> WHAT THE TASK ASKS
Examine the material below and count the lines that hold the word "Industrial". Report only the number.

> Data records
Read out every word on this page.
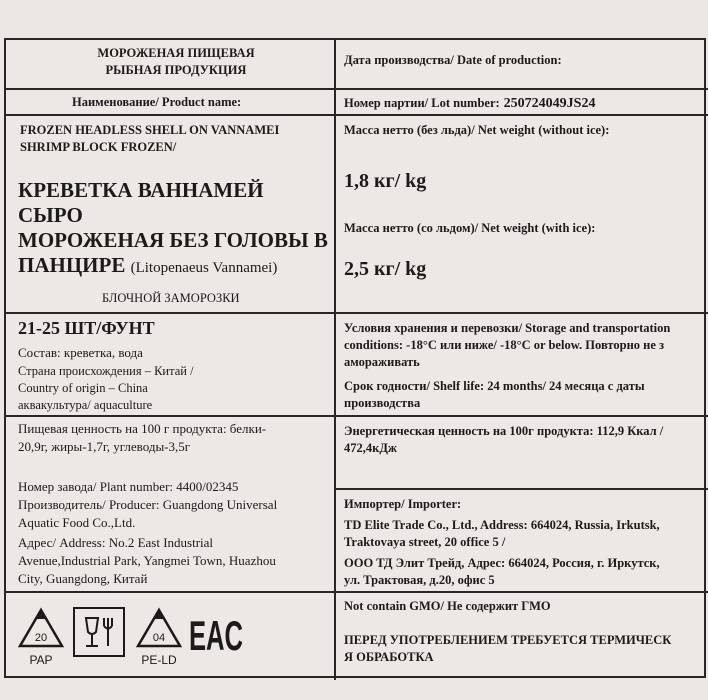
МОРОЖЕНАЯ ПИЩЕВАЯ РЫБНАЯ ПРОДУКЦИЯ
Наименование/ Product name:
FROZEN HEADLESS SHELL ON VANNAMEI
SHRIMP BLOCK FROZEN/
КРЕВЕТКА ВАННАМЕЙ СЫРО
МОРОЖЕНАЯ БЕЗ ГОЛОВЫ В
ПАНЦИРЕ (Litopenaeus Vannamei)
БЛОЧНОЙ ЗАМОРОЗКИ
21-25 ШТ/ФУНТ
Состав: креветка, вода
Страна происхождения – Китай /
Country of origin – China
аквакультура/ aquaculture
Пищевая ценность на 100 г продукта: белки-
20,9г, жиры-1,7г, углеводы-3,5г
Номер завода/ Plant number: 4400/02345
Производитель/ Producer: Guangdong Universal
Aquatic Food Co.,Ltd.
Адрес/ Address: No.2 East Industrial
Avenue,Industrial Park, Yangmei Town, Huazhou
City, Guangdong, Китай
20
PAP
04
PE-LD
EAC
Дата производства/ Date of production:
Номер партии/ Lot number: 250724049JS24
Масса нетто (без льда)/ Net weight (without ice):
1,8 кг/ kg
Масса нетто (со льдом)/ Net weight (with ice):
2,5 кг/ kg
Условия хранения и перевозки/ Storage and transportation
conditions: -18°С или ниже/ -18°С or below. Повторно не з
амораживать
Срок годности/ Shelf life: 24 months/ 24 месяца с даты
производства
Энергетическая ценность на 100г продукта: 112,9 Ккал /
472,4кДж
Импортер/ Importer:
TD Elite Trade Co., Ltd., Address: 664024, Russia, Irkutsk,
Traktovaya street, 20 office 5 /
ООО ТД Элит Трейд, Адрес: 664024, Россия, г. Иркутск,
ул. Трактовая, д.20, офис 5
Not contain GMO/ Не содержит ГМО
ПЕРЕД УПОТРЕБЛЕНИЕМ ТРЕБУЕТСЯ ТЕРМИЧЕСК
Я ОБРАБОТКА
* * *
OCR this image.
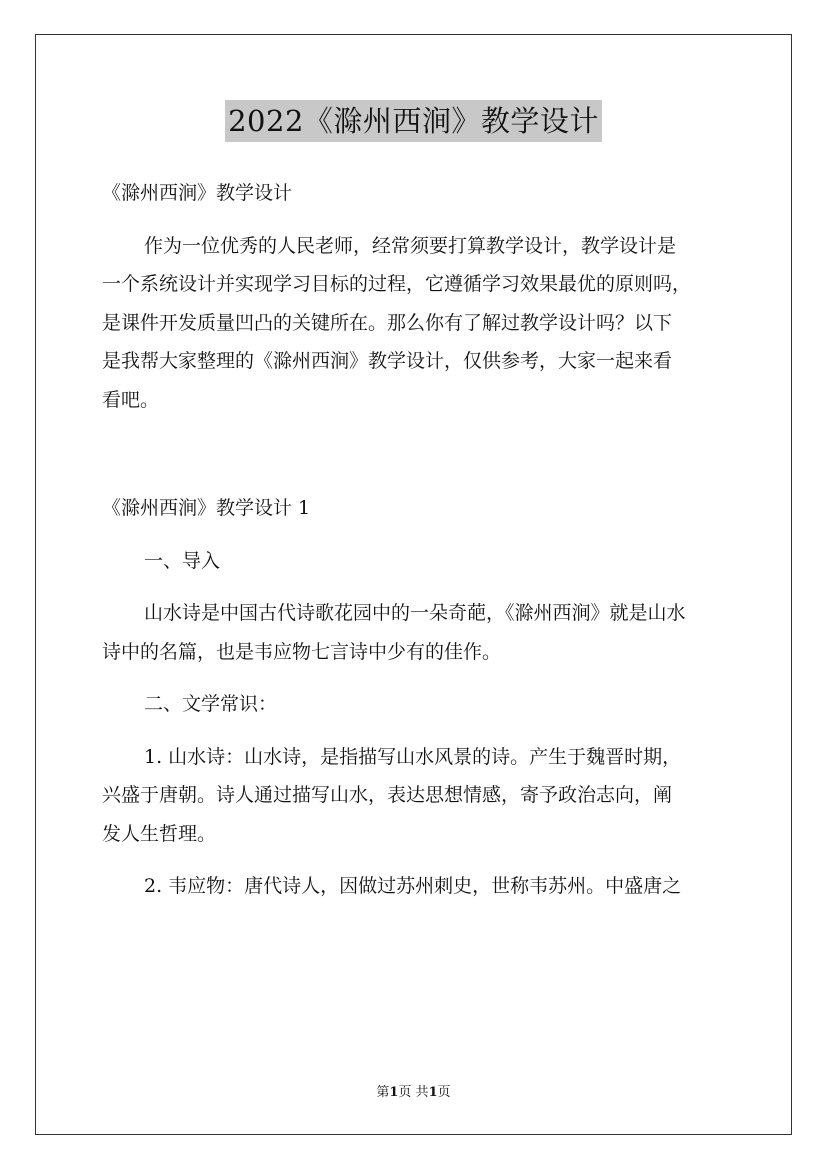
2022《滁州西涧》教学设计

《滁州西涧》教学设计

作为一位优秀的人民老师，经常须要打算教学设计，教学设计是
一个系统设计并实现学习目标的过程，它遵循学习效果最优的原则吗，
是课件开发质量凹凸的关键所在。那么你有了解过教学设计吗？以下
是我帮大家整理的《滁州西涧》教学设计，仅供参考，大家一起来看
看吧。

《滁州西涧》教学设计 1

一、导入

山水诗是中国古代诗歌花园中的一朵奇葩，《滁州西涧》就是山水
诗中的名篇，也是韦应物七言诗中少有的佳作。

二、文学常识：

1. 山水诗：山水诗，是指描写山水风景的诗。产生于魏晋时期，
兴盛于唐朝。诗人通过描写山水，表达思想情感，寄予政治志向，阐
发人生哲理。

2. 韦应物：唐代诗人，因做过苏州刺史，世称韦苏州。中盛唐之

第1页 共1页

> RESULT OF THIS TASK
2